Can you transcribe every record below exactly as it appears?

• **ROWS**:
[START]

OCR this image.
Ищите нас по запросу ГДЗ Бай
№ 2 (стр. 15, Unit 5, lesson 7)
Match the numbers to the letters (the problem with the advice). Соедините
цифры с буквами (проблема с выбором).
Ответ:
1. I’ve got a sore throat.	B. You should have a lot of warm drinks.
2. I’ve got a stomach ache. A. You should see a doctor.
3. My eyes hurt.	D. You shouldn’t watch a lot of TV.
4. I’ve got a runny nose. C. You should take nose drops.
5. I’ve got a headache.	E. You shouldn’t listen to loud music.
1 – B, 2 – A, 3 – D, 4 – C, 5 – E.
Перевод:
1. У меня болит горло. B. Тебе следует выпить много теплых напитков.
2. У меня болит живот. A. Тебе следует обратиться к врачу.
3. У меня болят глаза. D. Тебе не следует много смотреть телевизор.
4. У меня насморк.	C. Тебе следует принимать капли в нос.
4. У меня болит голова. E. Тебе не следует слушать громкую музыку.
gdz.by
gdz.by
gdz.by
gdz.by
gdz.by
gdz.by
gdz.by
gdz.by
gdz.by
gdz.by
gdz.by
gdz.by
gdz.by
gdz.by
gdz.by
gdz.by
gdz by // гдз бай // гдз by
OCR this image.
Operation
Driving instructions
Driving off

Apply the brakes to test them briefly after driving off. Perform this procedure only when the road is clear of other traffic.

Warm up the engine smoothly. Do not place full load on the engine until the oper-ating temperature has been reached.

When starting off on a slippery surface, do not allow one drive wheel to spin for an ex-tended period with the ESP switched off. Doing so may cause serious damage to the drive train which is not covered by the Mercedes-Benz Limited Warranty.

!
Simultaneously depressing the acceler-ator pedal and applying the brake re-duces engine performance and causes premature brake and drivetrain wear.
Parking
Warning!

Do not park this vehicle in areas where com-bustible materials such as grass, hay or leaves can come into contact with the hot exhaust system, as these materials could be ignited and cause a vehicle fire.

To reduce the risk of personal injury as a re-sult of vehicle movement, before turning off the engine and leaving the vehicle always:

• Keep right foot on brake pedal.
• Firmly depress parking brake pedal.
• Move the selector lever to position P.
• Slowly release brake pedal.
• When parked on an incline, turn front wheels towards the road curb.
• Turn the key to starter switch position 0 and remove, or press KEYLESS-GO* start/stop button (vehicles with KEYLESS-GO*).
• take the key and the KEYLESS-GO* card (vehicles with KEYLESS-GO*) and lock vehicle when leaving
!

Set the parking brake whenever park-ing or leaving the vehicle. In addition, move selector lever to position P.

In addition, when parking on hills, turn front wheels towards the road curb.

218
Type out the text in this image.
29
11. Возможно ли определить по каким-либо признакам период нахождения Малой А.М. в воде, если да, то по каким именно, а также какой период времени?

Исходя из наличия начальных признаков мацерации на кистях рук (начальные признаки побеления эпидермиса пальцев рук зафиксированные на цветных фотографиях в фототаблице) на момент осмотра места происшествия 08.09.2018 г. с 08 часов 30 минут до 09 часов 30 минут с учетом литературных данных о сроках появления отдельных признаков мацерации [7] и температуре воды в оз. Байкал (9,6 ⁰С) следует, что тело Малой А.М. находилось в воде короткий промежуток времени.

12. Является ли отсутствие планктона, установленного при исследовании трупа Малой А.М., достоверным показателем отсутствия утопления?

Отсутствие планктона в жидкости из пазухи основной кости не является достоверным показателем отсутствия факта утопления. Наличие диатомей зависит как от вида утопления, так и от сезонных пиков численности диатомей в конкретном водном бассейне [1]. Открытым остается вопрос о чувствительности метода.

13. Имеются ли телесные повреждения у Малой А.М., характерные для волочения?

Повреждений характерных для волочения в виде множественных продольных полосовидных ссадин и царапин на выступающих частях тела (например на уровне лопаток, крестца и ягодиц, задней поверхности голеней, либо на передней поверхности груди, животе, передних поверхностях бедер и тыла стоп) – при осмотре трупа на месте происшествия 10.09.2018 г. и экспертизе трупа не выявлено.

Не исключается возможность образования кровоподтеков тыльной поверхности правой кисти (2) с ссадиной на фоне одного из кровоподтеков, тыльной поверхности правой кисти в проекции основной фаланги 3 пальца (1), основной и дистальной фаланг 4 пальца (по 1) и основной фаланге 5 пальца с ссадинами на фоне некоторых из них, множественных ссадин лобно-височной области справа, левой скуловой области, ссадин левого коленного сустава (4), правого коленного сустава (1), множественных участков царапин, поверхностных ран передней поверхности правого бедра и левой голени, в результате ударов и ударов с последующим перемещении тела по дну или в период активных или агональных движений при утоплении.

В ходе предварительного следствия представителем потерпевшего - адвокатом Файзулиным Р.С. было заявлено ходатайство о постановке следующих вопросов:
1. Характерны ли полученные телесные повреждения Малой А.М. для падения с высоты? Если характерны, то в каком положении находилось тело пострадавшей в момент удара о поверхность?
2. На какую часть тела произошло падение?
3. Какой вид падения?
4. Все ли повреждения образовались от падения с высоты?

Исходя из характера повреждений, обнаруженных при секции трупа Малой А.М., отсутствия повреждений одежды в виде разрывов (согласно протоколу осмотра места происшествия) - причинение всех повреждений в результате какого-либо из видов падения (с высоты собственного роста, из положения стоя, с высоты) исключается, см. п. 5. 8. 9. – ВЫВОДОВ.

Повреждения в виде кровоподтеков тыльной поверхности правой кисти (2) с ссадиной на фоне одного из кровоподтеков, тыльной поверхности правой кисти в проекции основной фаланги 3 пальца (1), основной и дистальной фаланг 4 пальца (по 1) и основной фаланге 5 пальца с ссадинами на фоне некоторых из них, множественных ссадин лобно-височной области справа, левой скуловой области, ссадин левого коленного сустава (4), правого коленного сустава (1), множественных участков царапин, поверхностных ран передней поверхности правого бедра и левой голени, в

[END]

• **EXERCISE OUTPUT**:
OCR this image.
Ищите нас по запросу ГДЗ Бай
№ 2 (стр. 15, Unit 5, lesson 7)
Match the numbers to the letters (the problem with the advice). Соедините
цифры с буквами (проблема с выбором).
Ответ:
1. I’ve got a sore throat.	B. You should have a lot of warm drinks.
2. I’ve got a stomach ache. A. You should see a doctor.
3. My eyes hurt.	D. You shouldn’t watch a lot of TV.
4. I’ve got a runny nose. C. You should take nose drops.
5. I’ve got a headache.	E. You shouldn’t listen to loud music.
1 – B, 2 – A, 3 – D, 4 – C, 5 – E.
Перевод:
1. У меня болит горло. B. Тебе следует выпить много теплых напитков.
2. У меня болит живот. A. Тебе следует обратиться к врачу.
3. У меня болят глаза. D. Тебе не следует много смотреть телевизор.
4. У меня насморк.	C. Тебе следует принимать капли в нос.
4. У меня болит голова. E. Тебе не следует слушать громкую музыку.
gdz.by
gdz.by
gdz.by
gdz.by
gdz.by
gdz.by
gdz.by
gdz.by
gdz.by
gdz.by
gdz.by
gdz.by
gdz.by
gdz.by
gdz.by
gdz.by
gdz by // гдз бай // гдз by
OCR this image.
Operation
Driving instructions
Driving off

Apply the brakes to test them briefly after driving off. Perform this procedure only when the road is clear of other traffic.

Warm up the engine smoothly. Do not place full load on the engine until the oper-ating temperature has been reached.

When starting off on a slippery surface, do not allow one drive wheel to spin for an ex-tended period with the ESP switched off. Doing so may cause serious damage to the drive train which is not covered by the Mercedes-Benz Limited Warranty.

!
Simultaneously depressing the acceler-ator pedal and applying the brake re-duces engine performance and causes premature brake and drivetrain wear.
Parking
Warning!

Do not park this vehicle in areas where com-bustible materials such as grass, hay or leaves can come into contact with the hot exhaust system, as these materials could be ignited and cause a vehicle fire.

To reduce the risk of personal injury as a re-sult of vehicle movement, before turning off the engine and leaving the vehicle always:

• Keep right foot on brake pedal.
• Firmly depress parking brake pedal.
• Move the selector lever to position P.
• Slowly release brake pedal.
• When parked on an incline, turn front wheels towards the road curb.
• Turn the key to starter switch position 0 and remove, or press KEYLESS-GO* start/stop button (vehicles with KEYLESS-GO*).
• take the key and the KEYLESS-GO* card (vehicles with KEYLESS-GO*) and lock vehicle when leaving
!

Set the parking brake whenever park-ing or leaving the vehicle. In addition, move selector lever to position P.

In addition, when parking on hills, turn front wheels towards the road curb.

218
Type out the text in this image.
29
11. Возможно ли определить по каким-либо признакам период нахождения Малой А.М. в воде, если да, то по каким именно, а также какой период времени?

Исходя из наличия начальных признаков мацерации на кистях рук (начальные признаки побеления эпидермиса пальцев рук зафиксированные на цветных фотографиях в фототаблице) на момент осмотра места происшествия 08.09.2018 г. с 08 часов 30 минут до 09 часов 30 минут с учетом литературных данных о сроках появления отдельных признаков мацерации [7] и температуре воды в оз. Байкал (9,6 ⁰С) следует, что тело Малой А.М. находилось в воде короткий промежуток времени.

12. Является ли отсутствие планктона, установленного при исследовании трупа Малой А.М., достоверным показателем отсутствия утопления?

Отсутствие планктона в жидкости из пазухи основной кости не является достоверным показателем отсутствия факта утопления. Наличие диатомей зависит как от вида утопления, так и от сезонных пиков численности диатомей в конкретном водном бассейне [1]. Открытым остается вопрос о чувствительности метода.

13. Имеются ли телесные повреждения у Малой А.М., характерные для волочения?

Повреждений характерных для волочения в виде множественных продольных полосовидных ссадин и царапин на выступающих частях тела (например на уровне лопаток, крестца и ягодиц, задней поверхности голеней, либо на передней поверхности груди, животе, передних поверхностях бедер и тыла стоп) – при осмотре трупа на месте происшествия 10.09.2018 г. и экспертизе трупа не выявлено.

Не исключается возможность образования кровоподтеков тыльной поверхности правой кисти (2) с ссадиной на фоне одного из кровоподтеков, тыльной поверхности правой кисти в проекции основной фаланги 3 пальца (1), основной и дистальной фаланг 4 пальца (по 1) и основной фаланге 5 пальца с ссадинами на фоне некоторых из них, множественных ссадин лобно-височной области справа, левой скуловой области, ссадин левого коленного сустава (4), правого коленного сустава (1), множественных участков царапин, поверхностных ран передней поверхности правого бедра и левой голени, в результате ударов и ударов с последующим перемещении тела по дну или в период активных или агональных движений при утоплении.

В ходе предварительного следствия представителем потерпевшего - адвокатом Файзулиным Р.С. было заявлено ходатайство о постановке следующих вопросов:
1. Характерны ли полученные телесные повреждения Малой А.М. для падения с высоты? Если характерны, то в каком положении находилось тело пострадавшей в момент удара о поверхность?
2. На какую часть тела произошло падение?
3. Какой вид падения?
4. Все ли повреждения образовались от падения с высоты?

Исходя из характера повреждений, обнаруженных при секции трупа Малой А.М., отсутствия повреждений одежды в виде разрывов (согласно протоколу осмотра места происшествия) - причинение всех повреждений в результате какого-либо из видов падения (с высоты собственного роста, из положения стоя, с высоты) исключается, см. п. 5. 8. 9. – ВЫВОДОВ.

Повреждения в виде кровоподтеков тыльной поверхности правой кисти (2) с ссадиной на фоне одного из кровоподтеков, тыльной поверхности правой кисти в проекции основной фаланги 3 пальца (1), основной и дистальной фаланг 4 пальца (по 1) и основной фаланге 5 пальца с ссадинами на фоне некоторых из них, множественных ссадин лобно-височной области справа, левой скуловой области, ссадин левого коленного сустава (4), правого коленного сустава (1), множественных участков царапин, поверхностных ран передней поверхности правого бедра и левой голени, в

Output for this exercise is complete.